* begin Task material *

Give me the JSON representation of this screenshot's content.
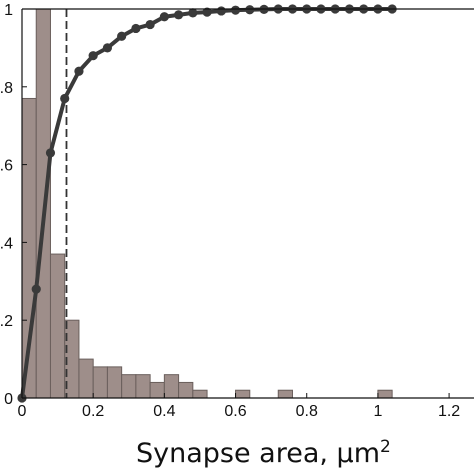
{
  "chart_data": {
    "type": "bar",
    "title": "",
    "xlabel": "Synapse area, μm",
    "xlabel_superscript": "2",
    "ylabel": "",
    "xlim": [
      0,
      1.27
    ],
    "ylim": [
      0,
      1
    ],
    "grid": false,
    "x_ticks": [
      {
        "value": 0,
        "label": "0"
      },
      {
        "value": 0.2,
        "label": "0.2"
      },
      {
        "value": 0.4,
        "label": "0.4"
      },
      {
        "value": 0.6,
        "label": "0.6"
      },
      {
        "value": 0.8,
        "label": "0.8"
      },
      {
        "value": 1.0,
        "label": "1"
      },
      {
        "value": 1.2,
        "label": "1.2"
      }
    ],
    "y_ticks": [
      {
        "value": 0,
        "label": "0"
      },
      {
        "value": 0.2,
        "label": ".2"
      },
      {
        "value": 0.4,
        "label": ".4"
      },
      {
        "value": 0.6,
        "label": ".6"
      },
      {
        "value": 0.8,
        "label": ".8"
      },
      {
        "value": 1,
        "label": "1"
      }
    ],
    "histogram": {
      "bin_width": 0.04,
      "color": "#9e8e8a",
      "edge_color": "#6a5f5c",
      "bins": [
        {
          "x": 0.0,
          "y": 0.77
        },
        {
          "x": 0.04,
          "y": 1.0
        },
        {
          "x": 0.08,
          "y": 0.37
        },
        {
          "x": 0.12,
          "y": 0.2
        },
        {
          "x": 0.16,
          "y": 0.1
        },
        {
          "x": 0.2,
          "y": 0.08
        },
        {
          "x": 0.24,
          "y": 0.08
        },
        {
          "x": 0.28,
          "y": 0.06
        },
        {
          "x": 0.32,
          "y": 0.06
        },
        {
          "x": 0.36,
          "y": 0.04
        },
        {
          "x": 0.4,
          "y": 0.06
        },
        {
          "x": 0.44,
          "y": 0.04
        },
        {
          "x": 0.48,
          "y": 0.02
        },
        {
          "x": 0.52,
          "y": 0.0
        },
        {
          "x": 0.56,
          "y": 0.0
        },
        {
          "x": 0.6,
          "y": 0.02
        },
        {
          "x": 0.64,
          "y": 0.0
        },
        {
          "x": 0.68,
          "y": 0.0
        },
        {
          "x": 0.72,
          "y": 0.02
        },
        {
          "x": 0.76,
          "y": 0.0
        },
        {
          "x": 0.8,
          "y": 0.0
        },
        {
          "x": 0.84,
          "y": 0.0
        },
        {
          "x": 0.88,
          "y": 0.0
        },
        {
          "x": 0.92,
          "y": 0.0
        },
        {
          "x": 0.96,
          "y": 0.0
        },
        {
          "x": 1.0,
          "y": 0.02
        }
      ]
    },
    "cumulative_line": {
      "color": "#3a3a3a",
      "points": [
        {
          "x": 0.0,
          "y": 0.0
        },
        {
          "x": 0.04,
          "y": 0.28
        },
        {
          "x": 0.08,
          "y": 0.63
        },
        {
          "x": 0.12,
          "y": 0.77
        },
        {
          "x": 0.16,
          "y": 0.84
        },
        {
          "x": 0.2,
          "y": 0.88
        },
        {
          "x": 0.24,
          "y": 0.9
        },
        {
          "x": 0.28,
          "y": 0.93
        },
        {
          "x": 0.32,
          "y": 0.95
        },
        {
          "x": 0.36,
          "y": 0.96
        },
        {
          "x": 0.4,
          "y": 0.98
        },
        {
          "x": 0.44,
          "y": 0.985
        },
        {
          "x": 0.48,
          "y": 0.99
        },
        {
          "x": 0.52,
          "y": 0.992
        },
        {
          "x": 0.56,
          "y": 0.995
        },
        {
          "x": 0.6,
          "y": 0.997
        },
        {
          "x": 0.64,
          "y": 0.998
        },
        {
          "x": 0.68,
          "y": 0.999
        },
        {
          "x": 0.72,
          "y": 1.0
        },
        {
          "x": 0.76,
          "y": 1.0
        },
        {
          "x": 0.8,
          "y": 1.0
        },
        {
          "x": 0.84,
          "y": 1.0
        },
        {
          "x": 0.88,
          "y": 1.0
        },
        {
          "x": 0.92,
          "y": 1.0
        },
        {
          "x": 0.96,
          "y": 1.0
        },
        {
          "x": 1.0,
          "y": 1.0
        },
        {
          "x": 1.04,
          "y": 1.0
        }
      ]
    },
    "reference_line": {
      "x": 0.125,
      "style": "dashed",
      "color": "#333333"
    }
  }
}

* end Task material *

Task to complete: Each record above must be returned exactly as written, with its pictures omitted.

Solved problem:
Give me the JSON representation of this screenshot's content.
{
  "chart_data": {
    "type": "bar",
    "title": "",
    "xlabel": "Synapse area, μm",
    "xlabel_superscript": "2",
    "ylabel": "",
    "xlim": [
      0,
      1.27
    ],
    "ylim": [
      0,
      1
    ],
    "grid": false,
    "x_ticks": [
      {
        "value": 0,
        "label": "0"
      },
      {
        "value": 0.2,
        "label": "0.2"
      },
      {
        "value": 0.4,
        "label": "0.4"
      },
      {
        "value": 0.6,
        "label": "0.6"
      },
      {
        "value": 0.8,
        "label": "0.8"
      },
      {
        "value": 1.0,
        "label": "1"
      },
      {
        "value": 1.2,
        "label": "1.2"
      }
    ],
    "y_ticks": [
      {
        "value": 0,
        "label": "0"
      },
      {
        "value": 0.2,
        "label": ".2"
      },
      {
        "value": 0.4,
        "label": ".4"
      },
      {
        "value": 0.6,
        "label": ".6"
      },
      {
        "value": 0.8,
        "label": ".8"
      },
      {
        "value": 1,
        "label": "1"
      }
    ],
    "histogram": {
      "bin_width": 0.04,
      "color": "#9e8e8a",
      "edge_color": "#6a5f5c",
      "bins": [
        {
          "x": 0.0,
          "y": 0.77
        },
        {
          "x": 0.04,
          "y": 1.0
        },
        {
          "x": 0.08,
          "y": 0.37
        },
        {
          "x": 0.12,
          "y": 0.2
        },
        {
          "x": 0.16,
          "y": 0.1
        },
        {
          "x": 0.2,
          "y": 0.08
        },
        {
          "x": 0.24,
          "y": 0.08
        },
        {
          "x": 0.28,
          "y": 0.06
        },
        {
          "x": 0.32,
          "y": 0.06
        },
        {
          "x": 0.36,
          "y": 0.04
        },
        {
          "x": 0.4,
          "y": 0.06
        },
        {
          "x": 0.44,
          "y": 0.04
        },
        {
          "x": 0.48,
          "y": 0.02
        },
        {
          "x": 0.52,
          "y": 0.0
        },
        {
          "x": 0.56,
          "y": 0.0
        },
        {
          "x": 0.6,
          "y": 0.02
        },
        {
          "x": 0.64,
          "y": 0.0
        },
        {
          "x": 0.68,
          "y": 0.0
        },
        {
          "x": 0.72,
          "y": 0.02
        },
        {
          "x": 0.76,
          "y": 0.0
        },
        {
          "x": 0.8,
          "y": 0.0
        },
        {
          "x": 0.84,
          "y": 0.0
        },
        {
          "x": 0.88,
          "y": 0.0
        },
        {
          "x": 0.92,
          "y": 0.0
        },
        {
          "x": 0.96,
          "y": 0.0
        },
        {
          "x": 1.0,
          "y": 0.02
        }
      ]
    },
    "cumulative_line": {
      "color": "#3a3a3a",
      "points": [
        {
          "x": 0.0,
          "y": 0.0
        },
        {
          "x": 0.04,
          "y": 0.28
        },
        {
          "x": 0.08,
          "y": 0.63
        },
        {
          "x": 0.12,
          "y": 0.77
        },
        {
          "x": 0.16,
          "y": 0.84
        },
        {
          "x": 0.2,
          "y": 0.88
        },
        {
          "x": 0.24,
          "y": 0.9
        },
        {
          "x": 0.28,
          "y": 0.93
        },
        {
          "x": 0.32,
          "y": 0.95
        },
        {
          "x": 0.36,
          "y": 0.96
        },
        {
          "x": 0.4,
          "y": 0.98
        },
        {
          "x": 0.44,
          "y": 0.985
        },
        {
          "x": 0.48,
          "y": 0.99
        },
        {
          "x": 0.52,
          "y": 0.992
        },
        {
          "x": 0.56,
          "y": 0.995
        },
        {
          "x": 0.6,
          "y": 0.997
        },
        {
          "x": 0.64,
          "y": 0.998
        },
        {
          "x": 0.68,
          "y": 0.999
        },
        {
          "x": 0.72,
          "y": 1.0
        },
        {
          "x": 0.76,
          "y": 1.0
        },
        {
          "x": 0.8,
          "y": 1.0
        },
        {
          "x": 0.84,
          "y": 1.0
        },
        {
          "x": 0.88,
          "y": 1.0
        },
        {
          "x": 0.92,
          "y": 1.0
        },
        {
          "x": 0.96,
          "y": 1.0
        },
        {
          "x": 1.0,
          "y": 1.0
        },
        {
          "x": 1.04,
          "y": 1.0
        }
      ]
    },
    "reference_line": {
      "x": 0.125,
      "style": "dashed",
      "color": "#333333"
    }
  }
}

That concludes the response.